* Given data:
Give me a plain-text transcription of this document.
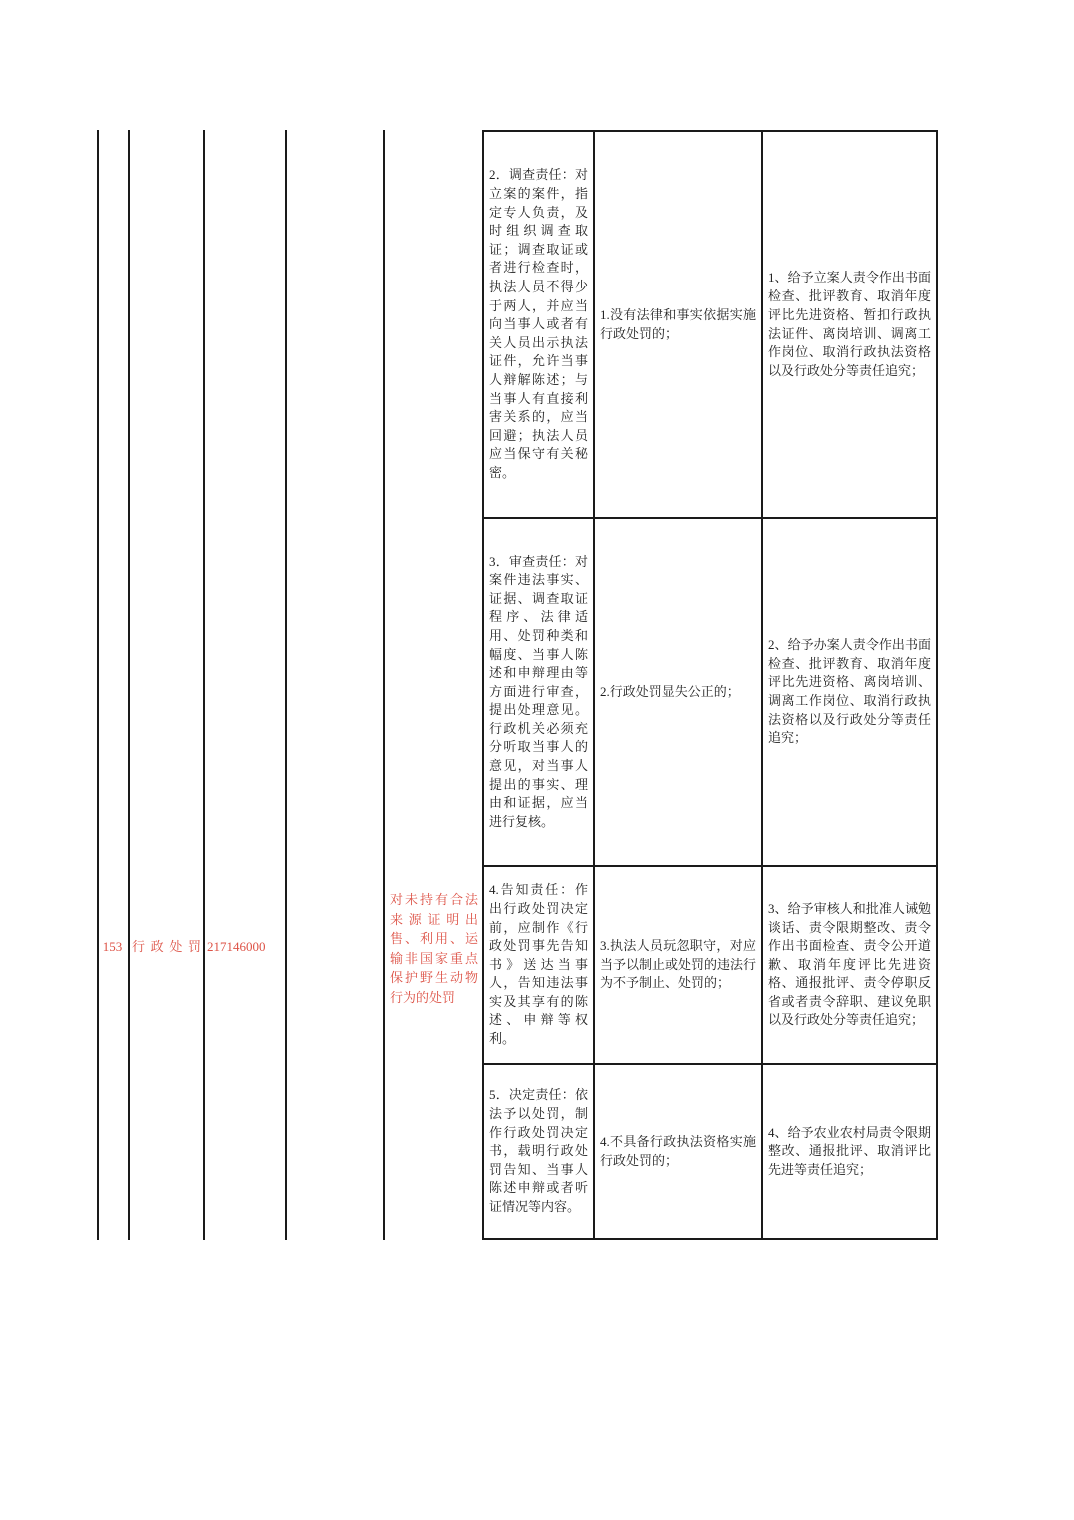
153 行政处罚 217146000
对未持有合法来源证明出售、利用、运输非国家重点保护野生动物行为的处罚

2．调查责任：对立案的案件，指定专人负责，及时组织调查取证；调查取证或者进行检查时，执法人员不得少于两人，并应当向当事人或者有关人员出示执法证件，允许当事人辩解陈述；与当事人有直接利害关系的，应当回避；执法人员应当保守有关秘密。

1.没有法律和事实依据实施行政处罚的；

1、给予立案人责令作出书面检查、批评教育、取消年度评比先进资格、暂扣行政执法证件、离岗培训、调离工作岗位、取消行政执法资格以及行政处分等责任追究；

3．审查责任：对案件违法事实、证据、调查取证程序、法律适用、处罚种类和幅度、当事人陈述和申辩理由等方面进行审查，提出处理意见。行政机关必须充分听取当事人的意见，对当事人提出的事实、理由和证据，应当进行复核。

2.行政处罚显失公正的；

2、给予办案人责令作出书面检查、批评教育、取消年度评比先进资格、离岗培训、调离工作岗位、取消行政执法资格以及行政处分等责任追究；

4.告知责任：作出行政处罚决定前，应制作《行政处罚事先告知书》送达当事人，告知违法事实及其享有的陈述、申辩等权利。

3.执法人员玩忽职守，对应当予以制止或处罚的违法行为不予制止、处罚的；

3、给予审核人和批准人诫勉谈话、责令限期整改、责令作出书面检查、责令公开道歉、取消年度评比先进资格、通报批评、责令停职反省或者责令辞职、建议免职以及行政处分等责任追究；

5．决定责任：依法予以处罚，制作行政处罚决定书，载明行政处罚告知、当事人陈述申辩或者听证情况等内容。

4.不具备行政执法资格实施行政处罚的；

4、给予农业农村局责令限期整改、通报批评、取消评比先进等责任追究；
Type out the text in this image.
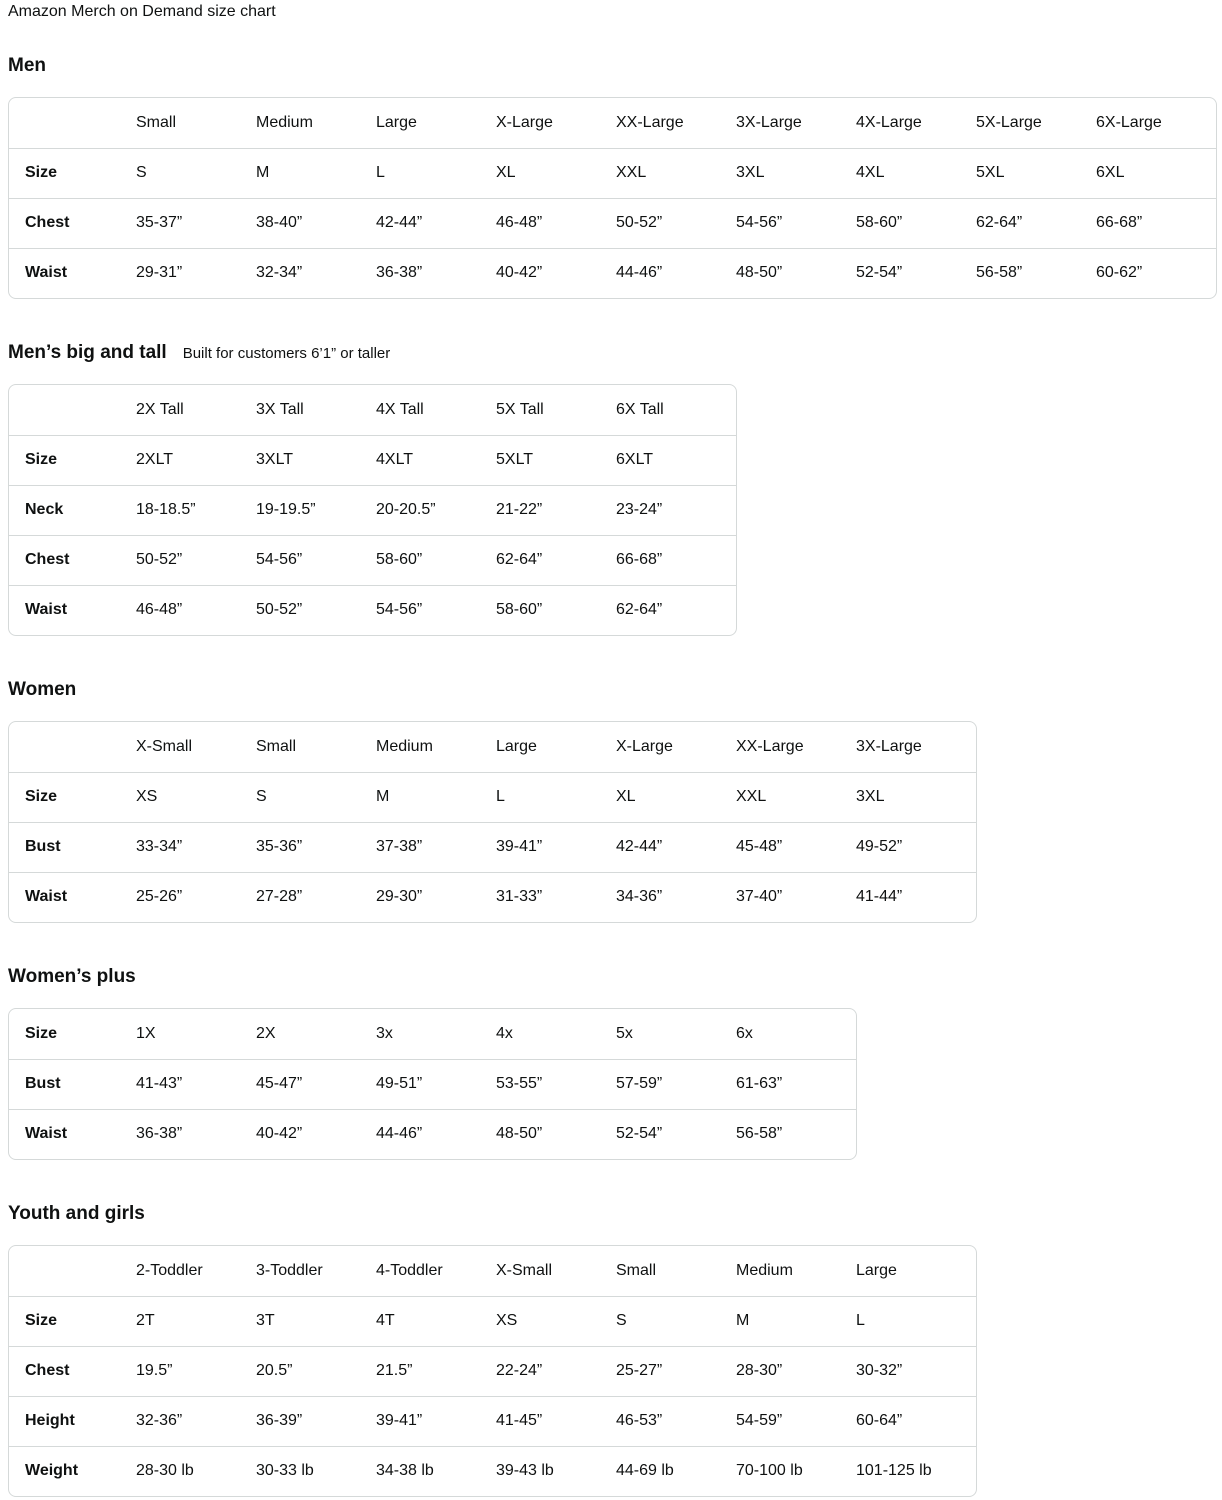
Amazon Merch on Demand size chart
Men
	Small	Medium	Large	X-Large	XX-Large	3X-Large	4X-Large	5X-Large	6X-Large
Size	S	M	L	XL	XXL	3XL	4XL	5XL	6XL
Chest	35-37”	38-40”	42-44”	46-48”	50-52”	54-56”	58-60”	62-64”	66-68”
Waist	29-31”	32-34”	36-38”	40-42”	44-46”	48-50”	52-54”	56-58”	60-62”
Men’s big and tall Built for customers 6’1” or taller
	2X Tall	3X Tall	4X Tall	5X Tall	6X Tall
Size	2XLT	3XLT	4XLT	5XLT	6XLT
Neck	18-18.5”	19-19.5”	20-20.5”	21-22”	23-24”
Chest	50-52”	54-56”	58-60”	62-64”	66-68”
Waist	46-48”	50-52”	54-56”	58-60”	62-64”
Women
	X-Small	Small	Medium	Large	X-Large	XX-Large	3X-Large
Size	XS	S	M	L	XL	XXL	3XL
Bust	33-34”	35-36”	37-38”	39-41”	42-44”	45-48”	49-52”
Waist	25-26”	27-28”	29-30”	31-33”	34-36”	37-40”	41-44”
Women’s plus
Size	1X	2X	3x	4x	5x	6x
Bust	41-43”	45-47”	49-51”	53-55”	57-59”	61-63”
Waist	36-38”	40-42”	44-46”	48-50”	52-54”	56-58”
Youth and girls
	2-Toddler	3-Toddler	4-Toddler	X-Small	Small	Medium	Large
Size	2T	3T	4T	XS	S	M	L
Chest	19.5”	20.5”	21.5”	22-24”	25-27”	28-30”	30-32”
Height	32-36”	36-39”	39-41”	41-45”	46-53”	54-59”	60-64”
Weight	28-30 lb	30-33 lb	34-38 lb	39-43 lb	44-69 lb	70-100 lb	101-125 lb
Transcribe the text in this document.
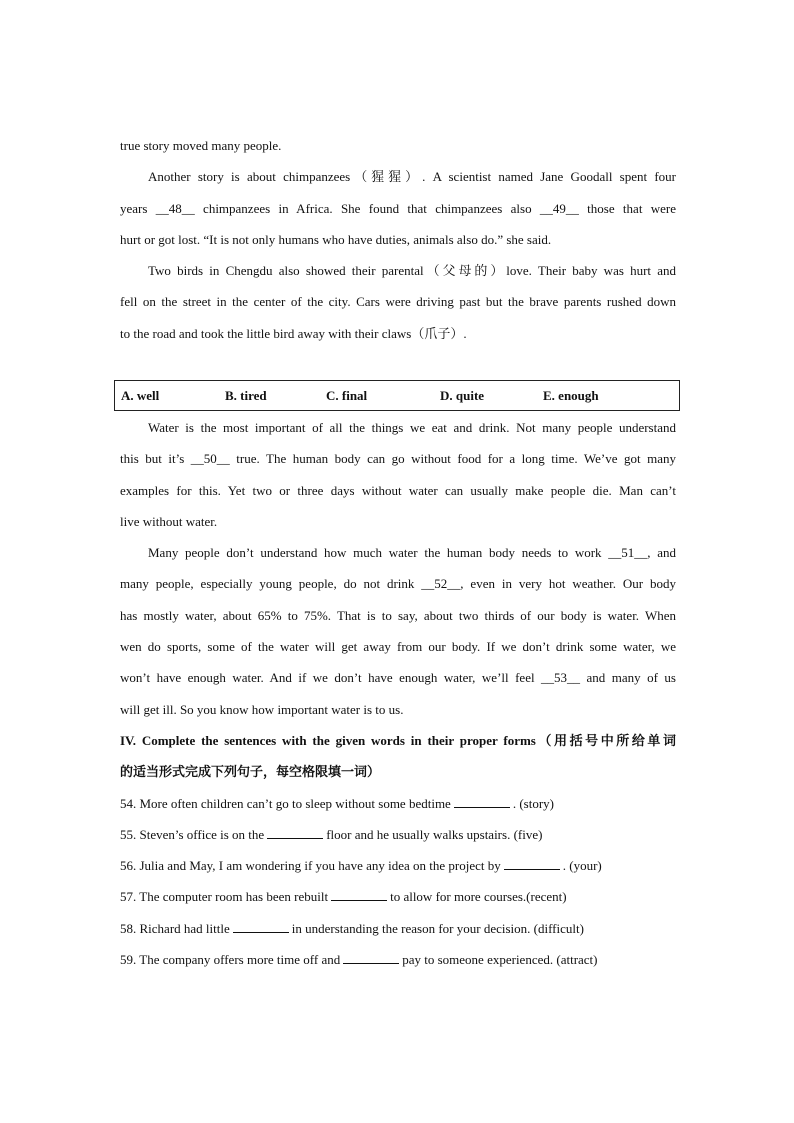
true story moved many people.
Another story is about chimpanzees（猩猩）. A scientist named Jane Goodall spent four
years __48__ chimpanzees in Africa. She found that chimpanzees also __49__ those that were
hurt or got lost. “It is not only humans who have duties, animals also do.” she said.
Two birds in Chengdu also showed their parental（父母的）love. Their baby was hurt and
fell on the street in the center of the city. Cars were driving past but the brave parents rushed down
to the road and took the little bird away with their claws（爪子）.
A. well	B. tired	C. final	D. quite	E. enough
Water is the most important of all the things we eat and drink. Not many people understand
this but it’s __50__ true. The human body can go without food for a long time. We’ve got many
examples for this. Yet two or three days without water can usually make people die. Man can’t
live without water.
Many people don’t understand how much water the human body needs to work __51__, and
many people, especially young people, do not drink __52__, even in very hot weather. Our body
has mostly water, about 65% to 75%. That is to say, about two thirds of our body is water. When
wen do sports, some of the water will get away from our body. If we don’t drink some water, we
won’t have enough water. And if we don’t have enough water, we’ll feel __53__ and many of us
will get ill. So you know how important water is to us.
IV. Complete the sentences with the given words in their proper forms（用括号中所给单词
的适当形式完成下列句子，每空格限填一词）
54. More often children can’t go to sleep without some bedtime	. (story)
55. Steven’s office is on the	floor and he usually walks upstairs. (five)
56. Julia and May, I am wondering if you have any idea on the project by	. (your)
57. The computer room has been rebuilt	to allow for more courses.(recent)
58. Richard had little	in understanding the reason for your decision. (difficult)
59. The company offers more time off and	pay to someone experienced. (attract)
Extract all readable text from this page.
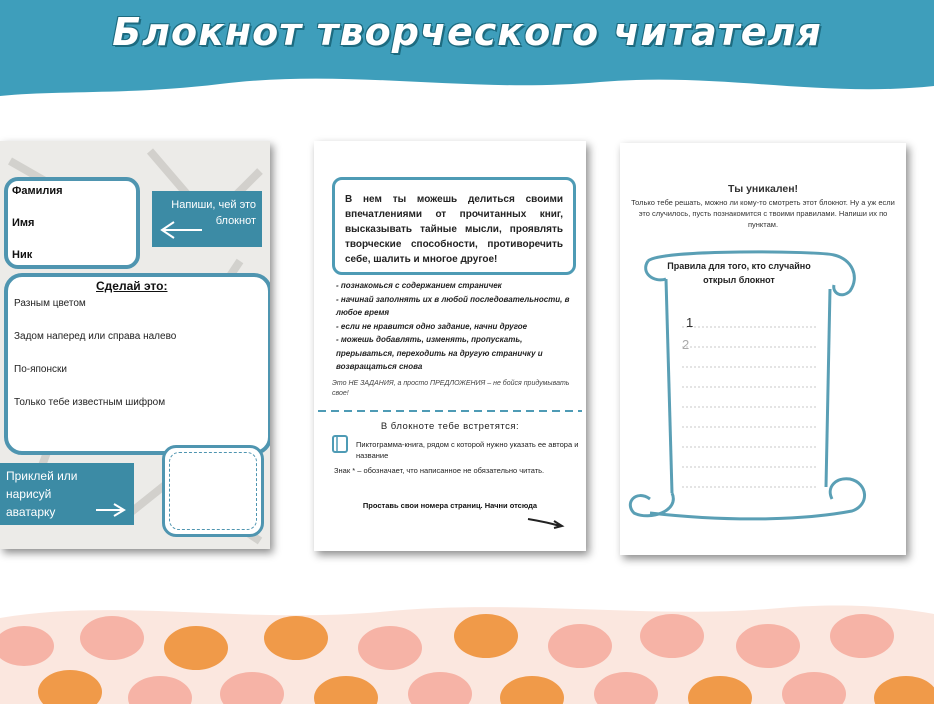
Блокнот творческого читателя
Фамилия
Имя
Ник
Напиши, чей это блокнот
Сделай это:
Разным цветом
Задом наперед или справа налево
По-японски
Только тебе известным шифром
Приклей или нарисуй аватарку
В нем ты можешь делиться своими впечатлениями от прочитанных книг, высказывать тайные мысли, проявлять творческие способности, противоречить себе, шалить и многое другое!
- познакомься с содержанием страничек
- начинай заполнять их в любой последовательности, в любое время
- если не нравится одно задание, начни другое
- можешь добавлять, изменять, пропускать, прерываться, переходить на другую страничку и возвращаться снова
Это НЕ ЗАДАНИЯ, а просто ПРЕДЛОЖЕНИЯ – не бойся придумывать свое!
В блокноте тебе встретятся:
Пиктограмма-книга, рядом с которой нужно указать ее автора и название
Знак * – обозначает, что написанное не обязательно читать.
Проставь свои номера страниц. Начни отсюда
Ты уникален!
Только тебе решать, можно ли кому-то смотреть этот блокнот. Ну а уж если это случилось, пусть познакомится с твоими правилами. Напиши их по пунктам.
Правила для того, кто случайно открыл блокнот
1
2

* Requirement:
A faithful copy of the records above is needed, with the pictures left out.

* Final result:
Give me a plain-text transcription of this document.
153 行政处罚 217146000
对未持有合法来源证明出售、利用、运输非国家重点保护野生动物行为的处罚

2．调查责任：对立案的案件，指定专人负责，及时组织调查取证；调查取证或者进行检查时，执法人员不得少于两人，并应当向当事人或者有关人员出示执法证件，允许当事人辩解陈述；与当事人有直接利害关系的，应当回避；执法人员应当保守有关秘密。

1.没有法律和事实依据实施行政处罚的；

1、给予立案人责令作出书面检查、批评教育、取消年度评比先进资格、暂扣行政执法证件、离岗培训、调离工作岗位、取消行政执法资格以及行政处分等责任追究；

3．审查责任：对案件违法事实、证据、调查取证程序、法律适用、处罚种类和幅度、当事人陈述和申辩理由等方面进行审查，提出处理意见。行政机关必须充分听取当事人的意见，对当事人提出的事实、理由和证据，应当进行复核。

2.行政处罚显失公正的；

2、给予办案人责令作出书面检查、批评教育、取消年度评比先进资格、离岗培训、调离工作岗位、取消行政执法资格以及行政处分等责任追究；

4.告知责任：作出行政处罚决定前，应制作《行政处罚事先告知书》送达当事人，告知违法事实及其享有的陈述、申辩等权利。

3.执法人员玩忽职守，对应当予以制止或处罚的违法行为不予制止、处罚的；

3、给予审核人和批准人诫勉谈话、责令限期整改、责令作出书面检查、责令公开道歉、取消年度评比先进资格、通报批评、责令停职反省或者责令辞职、建议免职以及行政处分等责任追究；

5．决定责任：依法予以处罚，制作行政处罚决定书，载明行政处罚告知、当事人陈述申辩或者听证情况等内容。

4.不具备行政执法资格实施行政处罚的；

4、给予农业农村局责令限期整改、通报批评、取消评比先进等责任追究；
Type out the text in this image.
Amazon Merch on Demand size chart
Men
	Small	Medium	Large	X-Large	XX-Large	3X-Large	4X-Large	5X-Large	6X-Large
Size	S	M	L	XL	XXL	3XL	4XL	5XL	6XL
Chest	35-37”	38-40”	42-44”	46-48”	50-52”	54-56”	58-60”	62-64”	66-68”
Waist	29-31”	32-34”	36-38”	40-42”	44-46”	48-50”	52-54”	56-58”	60-62”
Men’s big and tall Built for customers 6’1” or taller
	2X Tall	3X Tall	4X Tall	5X Tall	6X Tall
Size	2XLT	3XLT	4XLT	5XLT	6XLT
Neck	18-18.5”	19-19.5”	20-20.5”	21-22”	23-24”
Chest	50-52”	54-56”	58-60”	62-64”	66-68”
Waist	46-48”	50-52”	54-56”	58-60”	62-64”
Women
	X-Small	Small	Medium	Large	X-Large	XX-Large	3X-Large
Size	XS	S	M	L	XL	XXL	3XL
Bust	33-34”	35-36”	37-38”	39-41”	42-44”	45-48”	49-52”
Waist	25-26”	27-28”	29-30”	31-33”	34-36”	37-40”	41-44”
Women’s plus
Size	1X	2X	3x	4x	5x	6x
Bust	41-43”	45-47”	49-51”	53-55”	57-59”	61-63”
Waist	36-38”	40-42”	44-46”	48-50”	52-54”	56-58”
Youth and girls
	2-Toddler	3-Toddler	4-Toddler	X-Small	Small	Medium	Large
Size	2T	3T	4T	XS	S	M	L
Chest	19.5”	20.5”	21.5”	22-24”	25-27”	28-30”	30-32”
Height	32-36”	36-39”	39-41”	41-45”	46-53”	54-59”	60-64”
Weight	28-30 lb	30-33 lb	34-38 lb	39-43 lb	44-69 lb	70-100 lb	101-125 lb
Transcribe the text in this document.
true story moved many people.
Another story is about chimpanzees（猩猩）. A scientist named Jane Goodall spent four
years __48__ chimpanzees in Africa. She found that chimpanzees also __49__ those that were
hurt or got lost. “It is not only humans who have duties, animals also do.” she said.
Two birds in Chengdu also showed their parental（父母的）love. Their baby was hurt and
fell on the street in the center of the city. Cars were driving past but the brave parents rushed down
to the road and took the little bird away with their claws（爪子）.
A. well	B. tired	C. final	D. quite	E. enough
Water is the most important of all the things we eat and drink. Not many people understand
this but it’s __50__ true. The human body can go without food for a long time. We’ve got many
examples for this. Yet two or three days without water can usually make people die. Man can’t
live without water.
Many people don’t understand how much water the human body needs to work __51__, and
many people, especially young people, do not drink __52__, even in very hot weather. Our body
has mostly water, about 65% to 75%. That is to say, about two thirds of our body is water. When
wen do sports, some of the water will get away from our body. If we don’t drink some water, we
won’t have enough water. And if we don’t have enough water, we’ll feel __53__ and many of us
will get ill. So you know how important water is to us.
IV. Complete the sentences with the given words in their proper forms（用括号中所给单词
的适当形式完成下列句子，每空格限填一词）
54. More often children can’t go to sleep without some bedtime	. (story)
55. Steven’s office is on the	floor and he usually walks upstairs. (five)
56. Julia and May, I am wondering if you have any idea on the project by	. (your)
57. The computer room has been rebuilt	to allow for more courses.(recent)
58. Richard had little	in understanding the reason for your decision. (difficult)
59. The company offers more time off and	pay to someone experienced. (attract)
Extract all readable text from this page.
Блокнот творческого читателя
Фамилия
Имя
Ник
Напиши, чей это блокнот
Сделай это:
Разным цветом
Задом наперед или справа налево
По-японски
Только тебе известным шифром
Приклей или нарисуй аватарку
В нем ты можешь делиться своими впечатлениями от прочитанных книг, высказывать тайные мысли, проявлять творческие способности, противоречить себе, шалить и многое другое!
- познакомься с содержанием страничек
- начинай заполнять их в любой последовательности, в любое время
- если не нравится одно задание, начни другое
- можешь добавлять, изменять, пропускать, прерываться, переходить на другую страничку и возвращаться снова
Это НЕ ЗАДАНИЯ, а просто ПРЕДЛОЖЕНИЯ – не бойся придумывать свое!
В блокноте тебе встретятся:
Пиктограмма-книга, рядом с которой нужно указать ее автора и название
Знак * – обозначает, что написанное не обязательно читать.
Проставь свои номера страниц. Начни отсюда
Ты уникален!
Только тебе решать, можно ли кому-то смотреть этот блокнот. Ну а уж если это случилось, пусть познакомится с твоими правилами. Напиши их по пунктам.
Правила для того, кто случайно открыл блокнот
1
2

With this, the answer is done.